* **Problem details**
Find all lines in the records that include the word "otvorů", and copy them out.

* **Records for this task**

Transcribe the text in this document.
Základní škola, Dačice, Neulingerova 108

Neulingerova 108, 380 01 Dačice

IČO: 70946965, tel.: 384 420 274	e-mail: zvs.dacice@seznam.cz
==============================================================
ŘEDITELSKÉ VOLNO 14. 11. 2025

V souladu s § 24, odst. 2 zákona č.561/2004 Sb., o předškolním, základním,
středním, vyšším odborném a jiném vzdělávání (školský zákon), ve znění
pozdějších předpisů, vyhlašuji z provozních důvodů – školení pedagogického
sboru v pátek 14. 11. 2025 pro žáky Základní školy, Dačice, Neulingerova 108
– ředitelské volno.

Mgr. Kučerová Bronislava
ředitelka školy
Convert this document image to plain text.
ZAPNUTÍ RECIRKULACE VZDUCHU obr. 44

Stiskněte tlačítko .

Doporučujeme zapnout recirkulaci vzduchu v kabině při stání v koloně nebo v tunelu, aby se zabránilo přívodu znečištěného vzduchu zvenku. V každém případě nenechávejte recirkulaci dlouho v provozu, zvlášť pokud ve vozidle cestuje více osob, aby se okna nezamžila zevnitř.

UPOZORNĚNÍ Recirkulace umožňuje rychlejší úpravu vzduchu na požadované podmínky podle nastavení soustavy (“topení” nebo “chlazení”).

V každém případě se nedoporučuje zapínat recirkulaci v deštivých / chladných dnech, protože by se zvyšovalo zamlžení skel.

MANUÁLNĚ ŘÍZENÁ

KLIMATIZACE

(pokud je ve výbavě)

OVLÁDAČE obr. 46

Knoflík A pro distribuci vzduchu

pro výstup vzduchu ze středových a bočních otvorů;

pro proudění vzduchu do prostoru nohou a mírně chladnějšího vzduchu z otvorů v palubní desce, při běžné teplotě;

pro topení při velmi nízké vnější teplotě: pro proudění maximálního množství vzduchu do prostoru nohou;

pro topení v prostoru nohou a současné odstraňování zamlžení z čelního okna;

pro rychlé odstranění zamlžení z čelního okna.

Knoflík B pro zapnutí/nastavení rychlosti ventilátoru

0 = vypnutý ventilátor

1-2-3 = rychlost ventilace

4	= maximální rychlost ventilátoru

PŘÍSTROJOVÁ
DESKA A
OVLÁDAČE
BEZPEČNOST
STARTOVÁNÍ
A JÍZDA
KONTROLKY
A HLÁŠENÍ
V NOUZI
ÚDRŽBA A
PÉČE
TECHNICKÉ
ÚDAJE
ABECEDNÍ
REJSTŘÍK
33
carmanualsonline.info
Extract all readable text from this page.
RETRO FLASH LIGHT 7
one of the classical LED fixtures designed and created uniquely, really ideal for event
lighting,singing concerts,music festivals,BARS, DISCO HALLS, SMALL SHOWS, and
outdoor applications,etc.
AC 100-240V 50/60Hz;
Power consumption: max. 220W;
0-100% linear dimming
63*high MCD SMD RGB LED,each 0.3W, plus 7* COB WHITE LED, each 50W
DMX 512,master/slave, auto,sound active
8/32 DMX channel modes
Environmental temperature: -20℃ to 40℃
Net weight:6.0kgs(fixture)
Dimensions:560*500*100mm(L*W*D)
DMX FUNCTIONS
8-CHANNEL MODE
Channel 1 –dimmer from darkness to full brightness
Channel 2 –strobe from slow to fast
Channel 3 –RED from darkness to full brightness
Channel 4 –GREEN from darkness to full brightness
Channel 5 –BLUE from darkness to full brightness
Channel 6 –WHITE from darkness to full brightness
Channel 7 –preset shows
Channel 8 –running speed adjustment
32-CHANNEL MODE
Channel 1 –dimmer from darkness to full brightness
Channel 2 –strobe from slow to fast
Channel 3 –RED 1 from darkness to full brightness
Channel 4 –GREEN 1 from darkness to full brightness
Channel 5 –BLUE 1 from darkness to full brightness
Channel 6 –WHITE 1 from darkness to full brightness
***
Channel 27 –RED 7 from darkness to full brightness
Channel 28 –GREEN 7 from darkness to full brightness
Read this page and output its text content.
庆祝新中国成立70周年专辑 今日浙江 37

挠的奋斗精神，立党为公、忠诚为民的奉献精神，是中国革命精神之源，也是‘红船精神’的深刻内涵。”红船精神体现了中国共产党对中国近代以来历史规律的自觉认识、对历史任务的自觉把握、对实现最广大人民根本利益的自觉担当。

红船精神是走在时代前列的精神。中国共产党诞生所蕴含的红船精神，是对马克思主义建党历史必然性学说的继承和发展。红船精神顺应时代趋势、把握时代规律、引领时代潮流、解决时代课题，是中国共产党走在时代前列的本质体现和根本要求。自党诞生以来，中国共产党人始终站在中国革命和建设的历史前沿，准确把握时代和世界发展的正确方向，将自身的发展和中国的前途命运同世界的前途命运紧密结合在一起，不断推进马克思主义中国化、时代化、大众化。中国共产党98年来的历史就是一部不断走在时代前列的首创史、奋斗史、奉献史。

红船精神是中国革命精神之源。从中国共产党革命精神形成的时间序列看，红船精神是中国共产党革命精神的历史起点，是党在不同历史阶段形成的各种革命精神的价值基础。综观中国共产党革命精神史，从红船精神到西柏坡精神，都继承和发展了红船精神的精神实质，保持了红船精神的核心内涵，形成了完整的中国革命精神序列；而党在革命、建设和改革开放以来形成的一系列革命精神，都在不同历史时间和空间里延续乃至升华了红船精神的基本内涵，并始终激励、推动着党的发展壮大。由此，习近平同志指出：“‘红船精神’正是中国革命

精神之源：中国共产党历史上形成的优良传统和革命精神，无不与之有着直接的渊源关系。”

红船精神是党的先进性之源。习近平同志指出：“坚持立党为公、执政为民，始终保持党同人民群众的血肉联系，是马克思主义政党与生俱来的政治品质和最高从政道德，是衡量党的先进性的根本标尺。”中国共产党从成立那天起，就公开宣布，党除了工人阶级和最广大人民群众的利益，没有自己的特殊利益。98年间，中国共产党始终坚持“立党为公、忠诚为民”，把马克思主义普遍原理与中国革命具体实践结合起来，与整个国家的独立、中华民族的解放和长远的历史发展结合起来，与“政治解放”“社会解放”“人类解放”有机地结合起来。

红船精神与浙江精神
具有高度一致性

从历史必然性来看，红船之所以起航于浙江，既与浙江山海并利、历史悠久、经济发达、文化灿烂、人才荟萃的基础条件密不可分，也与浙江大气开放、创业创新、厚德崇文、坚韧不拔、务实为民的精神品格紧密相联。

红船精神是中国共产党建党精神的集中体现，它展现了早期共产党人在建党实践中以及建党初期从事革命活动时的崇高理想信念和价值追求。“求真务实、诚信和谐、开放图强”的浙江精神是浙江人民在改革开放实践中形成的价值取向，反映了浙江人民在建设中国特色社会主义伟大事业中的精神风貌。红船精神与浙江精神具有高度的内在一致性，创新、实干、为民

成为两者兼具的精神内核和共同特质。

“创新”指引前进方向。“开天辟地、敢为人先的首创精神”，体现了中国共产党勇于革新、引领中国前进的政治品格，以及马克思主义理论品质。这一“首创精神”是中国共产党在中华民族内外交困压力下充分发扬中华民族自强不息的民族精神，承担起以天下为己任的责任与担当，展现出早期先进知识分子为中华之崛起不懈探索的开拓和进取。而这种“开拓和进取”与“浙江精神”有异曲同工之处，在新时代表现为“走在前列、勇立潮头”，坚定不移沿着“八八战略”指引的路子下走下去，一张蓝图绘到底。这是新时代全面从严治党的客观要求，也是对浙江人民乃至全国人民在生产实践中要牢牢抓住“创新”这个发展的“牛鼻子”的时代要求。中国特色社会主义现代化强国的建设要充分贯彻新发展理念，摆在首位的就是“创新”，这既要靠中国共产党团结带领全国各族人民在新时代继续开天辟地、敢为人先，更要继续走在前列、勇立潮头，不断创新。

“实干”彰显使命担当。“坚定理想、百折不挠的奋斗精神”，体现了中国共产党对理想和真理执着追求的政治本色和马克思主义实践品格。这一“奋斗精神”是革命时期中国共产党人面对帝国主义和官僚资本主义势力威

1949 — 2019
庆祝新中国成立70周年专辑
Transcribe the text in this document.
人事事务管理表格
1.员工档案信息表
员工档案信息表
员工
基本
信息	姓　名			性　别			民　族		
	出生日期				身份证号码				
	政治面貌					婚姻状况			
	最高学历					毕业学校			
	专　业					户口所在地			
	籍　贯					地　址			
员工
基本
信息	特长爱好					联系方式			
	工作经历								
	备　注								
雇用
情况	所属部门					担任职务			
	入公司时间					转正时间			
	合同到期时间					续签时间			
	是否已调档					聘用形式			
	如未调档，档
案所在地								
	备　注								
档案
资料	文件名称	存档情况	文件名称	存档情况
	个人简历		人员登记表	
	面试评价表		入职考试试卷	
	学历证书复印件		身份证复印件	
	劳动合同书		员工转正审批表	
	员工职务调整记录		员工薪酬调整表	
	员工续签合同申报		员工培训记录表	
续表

* **Completed exercise**
pro výstup vzduchu ze středových a bočních otvorů;
pro proudění vzduchu do prostoru nohou a mírně chladnějšího vzduchu z otvorů v palubní desce, při běžné teplotě;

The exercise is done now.